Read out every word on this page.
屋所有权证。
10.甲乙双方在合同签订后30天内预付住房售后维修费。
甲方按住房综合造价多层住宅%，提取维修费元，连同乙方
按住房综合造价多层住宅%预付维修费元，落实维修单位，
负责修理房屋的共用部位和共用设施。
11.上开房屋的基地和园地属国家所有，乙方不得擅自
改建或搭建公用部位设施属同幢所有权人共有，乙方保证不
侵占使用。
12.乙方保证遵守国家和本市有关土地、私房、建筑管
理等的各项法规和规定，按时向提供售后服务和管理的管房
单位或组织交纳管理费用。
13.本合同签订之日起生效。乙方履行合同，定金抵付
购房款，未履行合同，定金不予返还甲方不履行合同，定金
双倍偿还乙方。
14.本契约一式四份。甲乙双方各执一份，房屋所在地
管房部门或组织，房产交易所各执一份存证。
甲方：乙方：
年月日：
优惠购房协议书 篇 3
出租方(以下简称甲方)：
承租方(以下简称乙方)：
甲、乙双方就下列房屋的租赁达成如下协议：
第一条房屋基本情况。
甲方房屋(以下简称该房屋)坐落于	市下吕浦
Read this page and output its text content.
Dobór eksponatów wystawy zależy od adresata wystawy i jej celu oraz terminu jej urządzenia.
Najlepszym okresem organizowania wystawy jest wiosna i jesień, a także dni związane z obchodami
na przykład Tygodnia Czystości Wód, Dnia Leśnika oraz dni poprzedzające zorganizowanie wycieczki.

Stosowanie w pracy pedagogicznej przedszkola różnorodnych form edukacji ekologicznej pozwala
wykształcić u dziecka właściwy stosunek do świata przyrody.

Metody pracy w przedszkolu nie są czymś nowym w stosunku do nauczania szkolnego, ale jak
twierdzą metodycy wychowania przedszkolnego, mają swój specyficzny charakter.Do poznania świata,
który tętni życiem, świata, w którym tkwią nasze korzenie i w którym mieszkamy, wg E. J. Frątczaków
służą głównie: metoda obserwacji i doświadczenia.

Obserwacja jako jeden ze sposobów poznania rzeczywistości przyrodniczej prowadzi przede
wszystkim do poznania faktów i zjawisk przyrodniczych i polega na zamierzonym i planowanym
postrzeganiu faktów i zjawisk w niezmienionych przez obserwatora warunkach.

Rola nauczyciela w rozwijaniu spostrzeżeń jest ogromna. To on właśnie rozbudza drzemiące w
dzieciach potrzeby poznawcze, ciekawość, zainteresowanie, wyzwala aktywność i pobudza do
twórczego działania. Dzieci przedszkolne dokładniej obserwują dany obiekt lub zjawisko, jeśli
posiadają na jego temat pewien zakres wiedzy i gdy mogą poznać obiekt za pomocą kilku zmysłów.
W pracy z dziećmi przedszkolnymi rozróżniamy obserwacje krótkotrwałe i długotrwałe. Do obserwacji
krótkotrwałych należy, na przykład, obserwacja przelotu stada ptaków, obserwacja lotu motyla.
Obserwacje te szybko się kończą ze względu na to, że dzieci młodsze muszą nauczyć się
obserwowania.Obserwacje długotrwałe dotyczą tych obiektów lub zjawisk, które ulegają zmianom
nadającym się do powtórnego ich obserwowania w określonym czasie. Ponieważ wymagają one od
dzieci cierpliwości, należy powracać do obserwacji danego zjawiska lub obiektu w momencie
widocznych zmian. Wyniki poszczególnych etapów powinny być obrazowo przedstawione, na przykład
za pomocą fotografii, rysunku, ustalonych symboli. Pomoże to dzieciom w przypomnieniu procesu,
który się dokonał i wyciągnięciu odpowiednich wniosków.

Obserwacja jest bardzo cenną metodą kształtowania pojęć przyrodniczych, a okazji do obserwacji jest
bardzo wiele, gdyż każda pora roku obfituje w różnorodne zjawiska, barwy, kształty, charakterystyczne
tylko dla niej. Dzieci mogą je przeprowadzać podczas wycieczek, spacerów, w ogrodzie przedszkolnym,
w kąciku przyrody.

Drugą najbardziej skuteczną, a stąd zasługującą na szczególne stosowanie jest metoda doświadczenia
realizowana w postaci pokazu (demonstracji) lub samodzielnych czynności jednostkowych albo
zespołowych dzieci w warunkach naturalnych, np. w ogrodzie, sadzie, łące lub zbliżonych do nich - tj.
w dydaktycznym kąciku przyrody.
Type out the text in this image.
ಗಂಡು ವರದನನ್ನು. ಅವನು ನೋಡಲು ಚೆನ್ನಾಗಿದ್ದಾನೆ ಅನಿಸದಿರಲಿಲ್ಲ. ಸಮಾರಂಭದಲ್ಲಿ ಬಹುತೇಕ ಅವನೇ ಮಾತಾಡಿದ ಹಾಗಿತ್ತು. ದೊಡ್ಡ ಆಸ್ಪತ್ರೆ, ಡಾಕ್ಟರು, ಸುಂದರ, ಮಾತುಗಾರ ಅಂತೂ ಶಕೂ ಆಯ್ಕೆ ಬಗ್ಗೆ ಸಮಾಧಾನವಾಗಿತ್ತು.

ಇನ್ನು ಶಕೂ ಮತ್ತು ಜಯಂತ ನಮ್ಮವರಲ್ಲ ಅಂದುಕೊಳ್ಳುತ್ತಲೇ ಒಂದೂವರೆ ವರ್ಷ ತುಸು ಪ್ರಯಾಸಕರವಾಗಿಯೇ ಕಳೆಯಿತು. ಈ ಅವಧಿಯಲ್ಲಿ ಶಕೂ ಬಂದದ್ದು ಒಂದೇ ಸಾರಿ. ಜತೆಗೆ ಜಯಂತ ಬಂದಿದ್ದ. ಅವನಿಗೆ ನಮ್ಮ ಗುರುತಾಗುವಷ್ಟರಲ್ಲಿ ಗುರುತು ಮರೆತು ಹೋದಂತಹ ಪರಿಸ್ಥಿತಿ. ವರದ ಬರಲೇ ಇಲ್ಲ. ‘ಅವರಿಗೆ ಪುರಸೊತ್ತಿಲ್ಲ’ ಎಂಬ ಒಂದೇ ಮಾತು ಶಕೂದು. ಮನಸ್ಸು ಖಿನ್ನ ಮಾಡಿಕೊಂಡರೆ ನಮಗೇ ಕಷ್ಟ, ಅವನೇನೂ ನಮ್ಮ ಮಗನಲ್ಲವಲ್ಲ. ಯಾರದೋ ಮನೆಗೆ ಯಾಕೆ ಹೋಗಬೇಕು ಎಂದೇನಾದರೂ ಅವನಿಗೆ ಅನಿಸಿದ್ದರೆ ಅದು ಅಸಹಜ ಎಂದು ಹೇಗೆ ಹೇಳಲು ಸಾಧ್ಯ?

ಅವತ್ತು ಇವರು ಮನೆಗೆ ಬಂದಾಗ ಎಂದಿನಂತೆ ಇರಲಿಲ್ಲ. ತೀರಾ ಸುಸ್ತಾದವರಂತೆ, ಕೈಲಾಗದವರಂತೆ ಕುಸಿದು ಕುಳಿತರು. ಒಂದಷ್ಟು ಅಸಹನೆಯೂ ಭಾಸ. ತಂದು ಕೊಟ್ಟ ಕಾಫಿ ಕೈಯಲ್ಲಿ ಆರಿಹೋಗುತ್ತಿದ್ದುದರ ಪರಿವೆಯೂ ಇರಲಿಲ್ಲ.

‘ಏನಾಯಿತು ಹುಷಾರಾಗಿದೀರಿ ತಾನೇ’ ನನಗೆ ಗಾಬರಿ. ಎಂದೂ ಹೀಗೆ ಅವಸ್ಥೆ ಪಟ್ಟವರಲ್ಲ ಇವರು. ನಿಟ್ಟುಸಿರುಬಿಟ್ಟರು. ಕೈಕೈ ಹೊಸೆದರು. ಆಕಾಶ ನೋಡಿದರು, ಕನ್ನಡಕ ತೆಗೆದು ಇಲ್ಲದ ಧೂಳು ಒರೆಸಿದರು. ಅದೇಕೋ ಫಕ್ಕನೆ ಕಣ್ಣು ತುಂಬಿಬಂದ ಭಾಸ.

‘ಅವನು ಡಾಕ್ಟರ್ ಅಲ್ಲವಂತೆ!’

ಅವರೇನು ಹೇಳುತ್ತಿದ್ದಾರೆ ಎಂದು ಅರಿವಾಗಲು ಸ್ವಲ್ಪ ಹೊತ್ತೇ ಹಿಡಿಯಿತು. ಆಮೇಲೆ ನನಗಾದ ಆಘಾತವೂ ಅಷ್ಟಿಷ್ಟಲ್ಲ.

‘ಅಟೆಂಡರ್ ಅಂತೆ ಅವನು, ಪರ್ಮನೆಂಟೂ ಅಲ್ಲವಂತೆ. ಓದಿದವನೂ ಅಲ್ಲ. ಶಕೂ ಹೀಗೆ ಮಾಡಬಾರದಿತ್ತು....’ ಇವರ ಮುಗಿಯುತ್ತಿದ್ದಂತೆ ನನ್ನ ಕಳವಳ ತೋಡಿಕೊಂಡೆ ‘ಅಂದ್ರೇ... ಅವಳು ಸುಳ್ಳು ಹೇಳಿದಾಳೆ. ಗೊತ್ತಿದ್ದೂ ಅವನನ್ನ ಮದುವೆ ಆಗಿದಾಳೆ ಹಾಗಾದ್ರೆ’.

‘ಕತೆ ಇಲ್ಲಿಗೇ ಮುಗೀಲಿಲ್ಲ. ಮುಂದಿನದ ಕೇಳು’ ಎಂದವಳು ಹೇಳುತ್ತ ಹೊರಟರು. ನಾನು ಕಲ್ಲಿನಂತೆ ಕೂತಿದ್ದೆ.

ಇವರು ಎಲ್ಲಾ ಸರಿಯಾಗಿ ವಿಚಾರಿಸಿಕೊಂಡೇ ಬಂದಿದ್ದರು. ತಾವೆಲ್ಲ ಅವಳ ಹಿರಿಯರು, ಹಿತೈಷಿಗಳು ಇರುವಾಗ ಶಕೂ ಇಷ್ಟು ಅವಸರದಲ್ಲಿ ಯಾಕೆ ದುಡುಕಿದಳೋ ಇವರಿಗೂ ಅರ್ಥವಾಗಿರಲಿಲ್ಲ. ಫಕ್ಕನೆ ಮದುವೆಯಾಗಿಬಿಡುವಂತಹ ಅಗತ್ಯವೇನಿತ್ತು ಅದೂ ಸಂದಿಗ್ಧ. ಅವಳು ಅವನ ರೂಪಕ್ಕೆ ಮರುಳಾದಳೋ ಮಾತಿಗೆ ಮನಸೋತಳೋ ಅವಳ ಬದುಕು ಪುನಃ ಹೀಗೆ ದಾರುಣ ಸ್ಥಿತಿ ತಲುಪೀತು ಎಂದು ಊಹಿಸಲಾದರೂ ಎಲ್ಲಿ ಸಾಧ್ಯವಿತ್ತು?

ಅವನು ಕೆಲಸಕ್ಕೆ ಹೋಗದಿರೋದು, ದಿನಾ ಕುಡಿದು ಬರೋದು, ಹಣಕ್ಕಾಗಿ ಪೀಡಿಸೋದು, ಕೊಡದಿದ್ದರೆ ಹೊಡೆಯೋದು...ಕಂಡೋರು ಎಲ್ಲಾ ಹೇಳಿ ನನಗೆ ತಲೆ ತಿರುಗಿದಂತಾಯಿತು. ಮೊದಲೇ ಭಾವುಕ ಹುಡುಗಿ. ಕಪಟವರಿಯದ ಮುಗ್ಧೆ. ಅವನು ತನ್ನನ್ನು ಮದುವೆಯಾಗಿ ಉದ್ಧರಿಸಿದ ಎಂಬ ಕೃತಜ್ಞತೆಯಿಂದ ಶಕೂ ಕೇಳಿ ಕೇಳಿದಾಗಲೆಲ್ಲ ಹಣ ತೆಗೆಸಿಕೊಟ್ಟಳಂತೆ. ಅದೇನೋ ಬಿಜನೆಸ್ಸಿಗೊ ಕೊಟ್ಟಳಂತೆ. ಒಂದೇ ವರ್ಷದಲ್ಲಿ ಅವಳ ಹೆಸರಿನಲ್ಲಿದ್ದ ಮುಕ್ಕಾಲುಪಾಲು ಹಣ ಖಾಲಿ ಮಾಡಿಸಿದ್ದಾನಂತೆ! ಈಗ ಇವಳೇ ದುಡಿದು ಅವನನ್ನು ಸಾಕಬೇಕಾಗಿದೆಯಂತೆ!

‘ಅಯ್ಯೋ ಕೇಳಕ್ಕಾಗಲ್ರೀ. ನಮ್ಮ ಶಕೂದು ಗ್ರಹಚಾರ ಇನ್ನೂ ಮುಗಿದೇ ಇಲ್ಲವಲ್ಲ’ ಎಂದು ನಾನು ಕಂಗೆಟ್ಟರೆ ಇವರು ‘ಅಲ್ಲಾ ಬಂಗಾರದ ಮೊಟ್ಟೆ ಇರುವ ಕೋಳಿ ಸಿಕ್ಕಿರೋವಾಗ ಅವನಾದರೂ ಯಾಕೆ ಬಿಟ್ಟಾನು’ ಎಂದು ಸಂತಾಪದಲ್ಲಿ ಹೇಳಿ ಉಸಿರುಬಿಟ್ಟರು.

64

..............................

§ **Written instruction**
Report how many lines of the records above contain the word "jest", giving only the number.

§ **Result**
4